## [Directive]
Count how many lines of the material hold "mean". Respond with that number alone.

[Data items]

════════════════

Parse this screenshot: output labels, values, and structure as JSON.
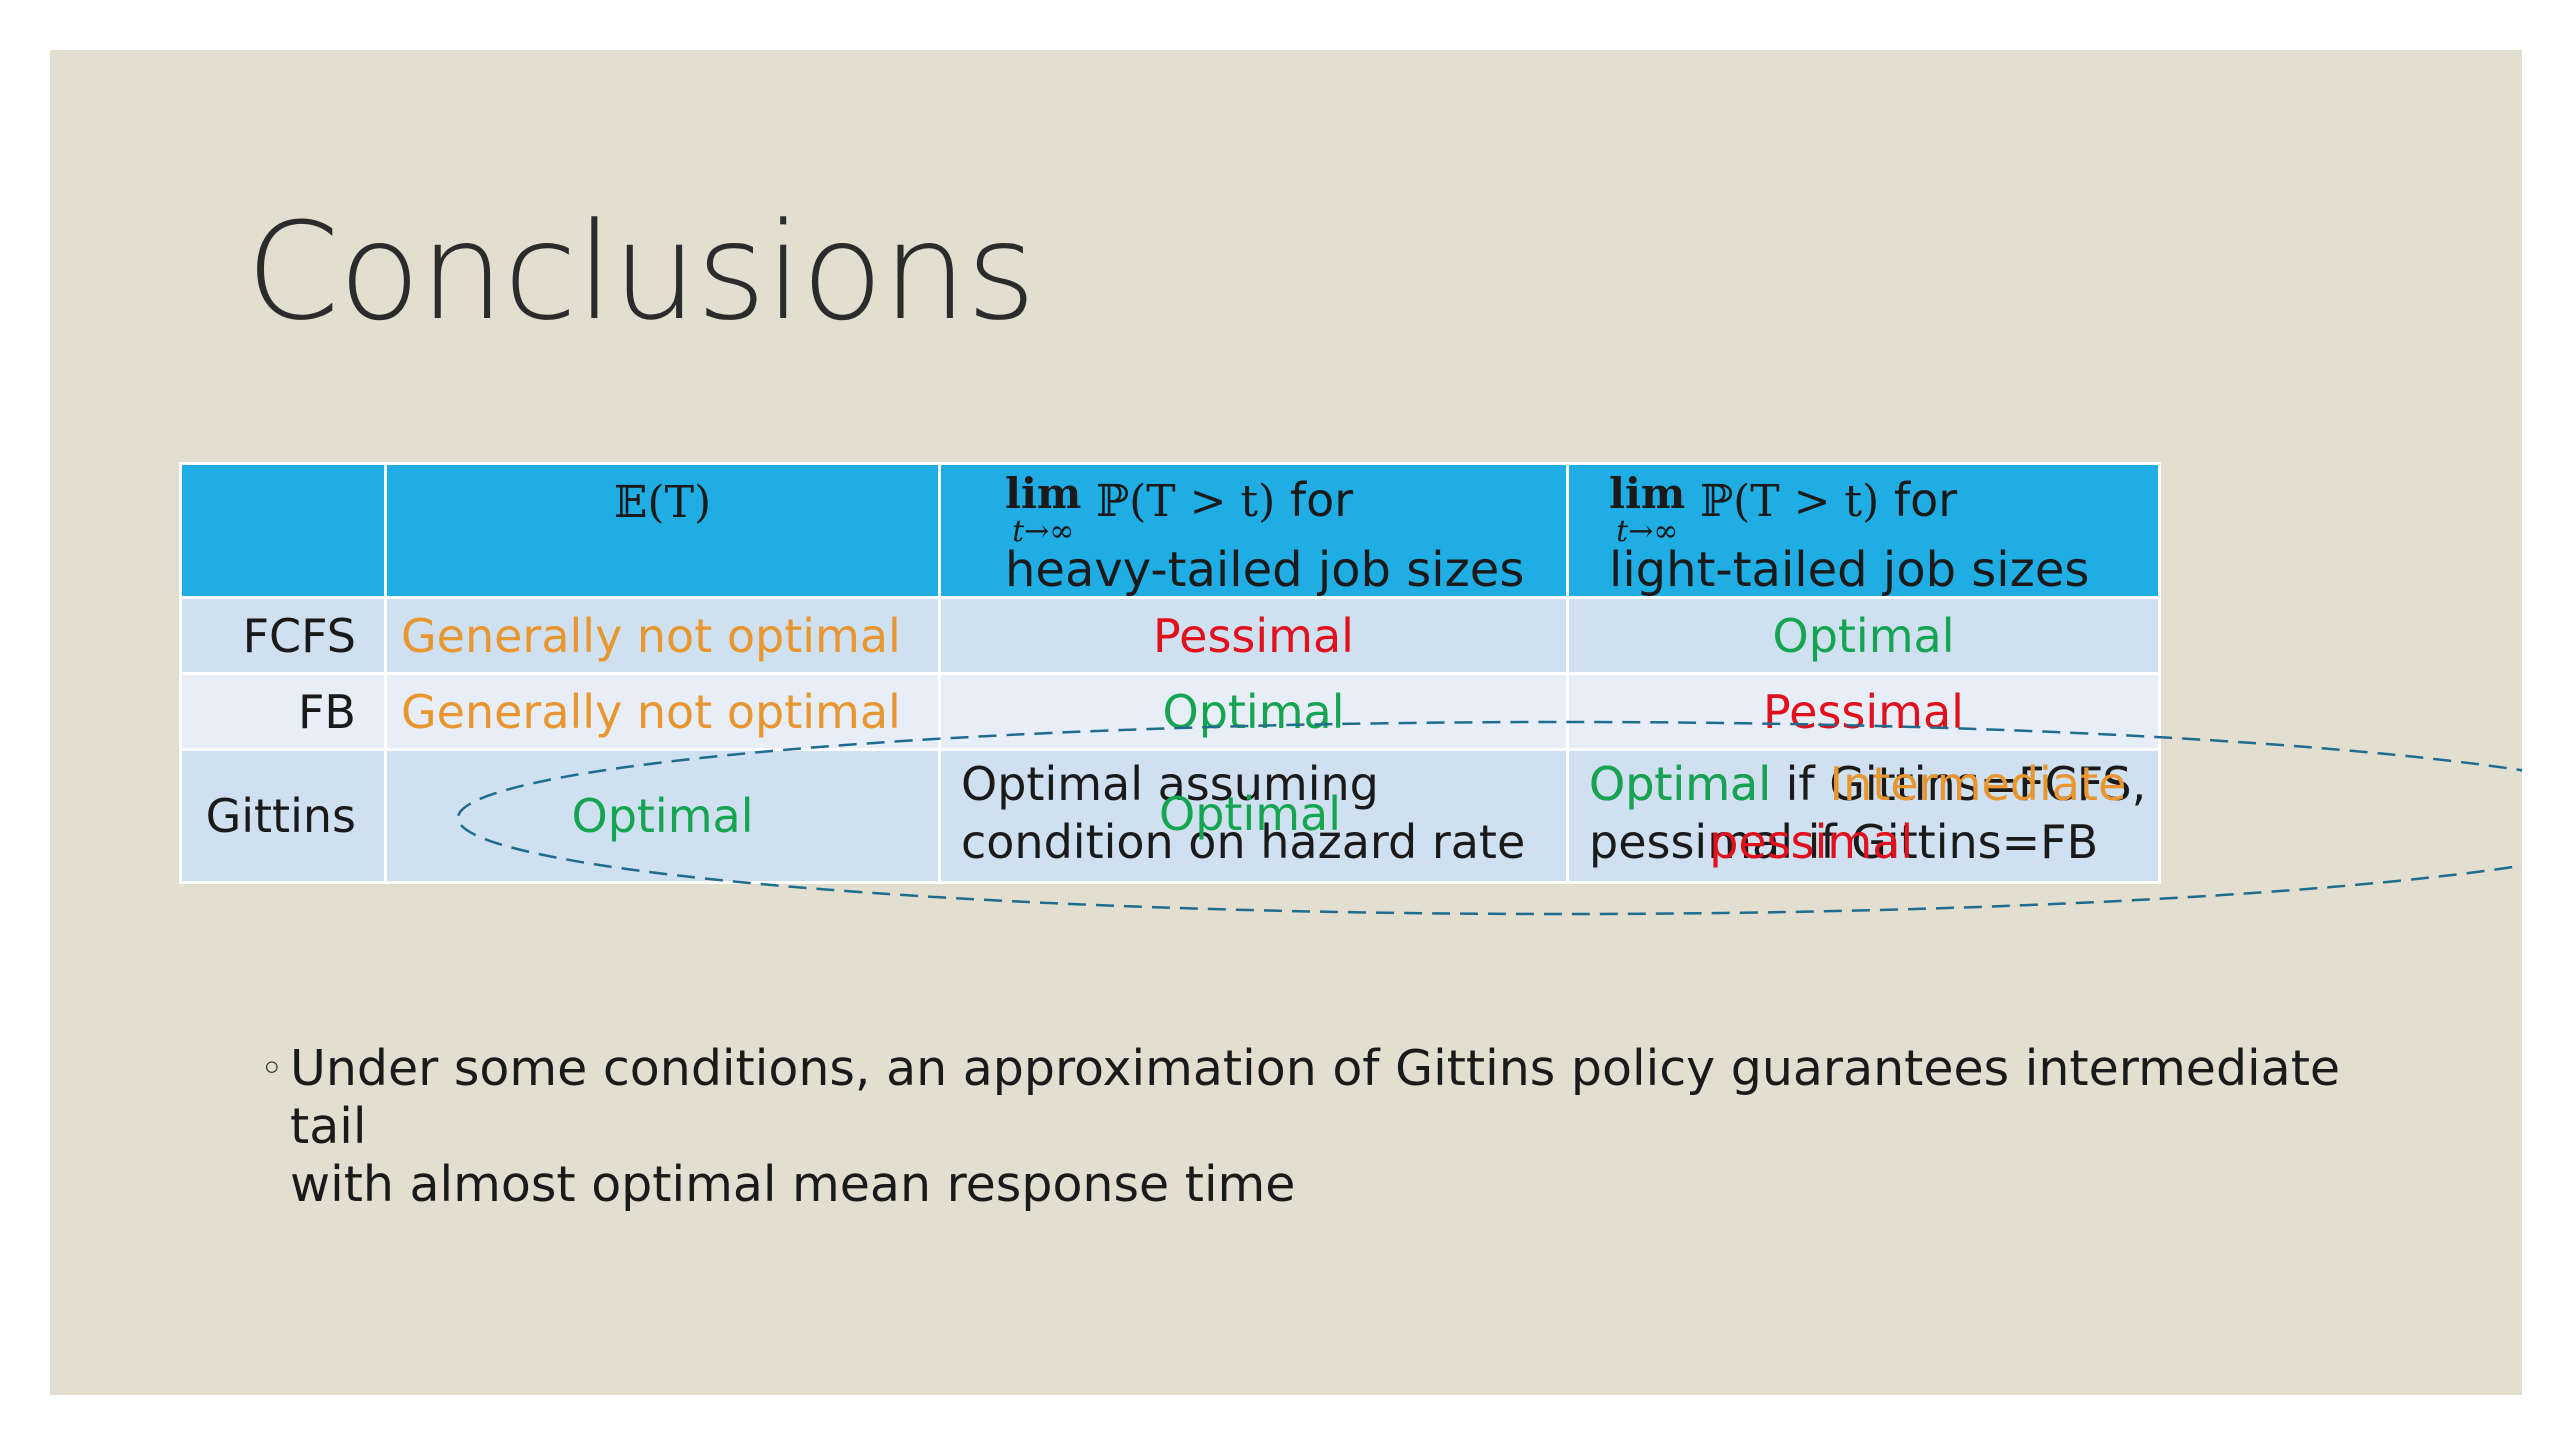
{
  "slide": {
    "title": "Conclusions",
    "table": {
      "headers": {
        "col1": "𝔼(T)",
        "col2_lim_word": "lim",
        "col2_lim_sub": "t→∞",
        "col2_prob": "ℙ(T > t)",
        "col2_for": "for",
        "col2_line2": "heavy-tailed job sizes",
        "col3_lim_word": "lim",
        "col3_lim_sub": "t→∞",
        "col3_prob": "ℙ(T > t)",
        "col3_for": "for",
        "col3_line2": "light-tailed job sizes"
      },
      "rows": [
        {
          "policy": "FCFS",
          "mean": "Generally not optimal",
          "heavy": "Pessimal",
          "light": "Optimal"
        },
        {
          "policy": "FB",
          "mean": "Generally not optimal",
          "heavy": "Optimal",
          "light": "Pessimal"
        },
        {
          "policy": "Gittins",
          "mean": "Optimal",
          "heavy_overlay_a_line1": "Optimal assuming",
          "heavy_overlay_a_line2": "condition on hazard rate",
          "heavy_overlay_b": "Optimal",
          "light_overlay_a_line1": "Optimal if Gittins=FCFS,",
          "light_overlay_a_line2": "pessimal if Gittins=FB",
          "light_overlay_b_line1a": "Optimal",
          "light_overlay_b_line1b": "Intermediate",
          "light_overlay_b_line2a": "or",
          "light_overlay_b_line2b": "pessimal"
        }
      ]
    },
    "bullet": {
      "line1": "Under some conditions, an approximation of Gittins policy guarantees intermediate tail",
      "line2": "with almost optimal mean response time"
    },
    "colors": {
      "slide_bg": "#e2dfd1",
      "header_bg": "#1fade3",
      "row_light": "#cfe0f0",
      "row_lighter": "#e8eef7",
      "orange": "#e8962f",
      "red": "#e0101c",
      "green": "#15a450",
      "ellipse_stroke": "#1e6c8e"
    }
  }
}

════════════════

## [Completed exercise]
4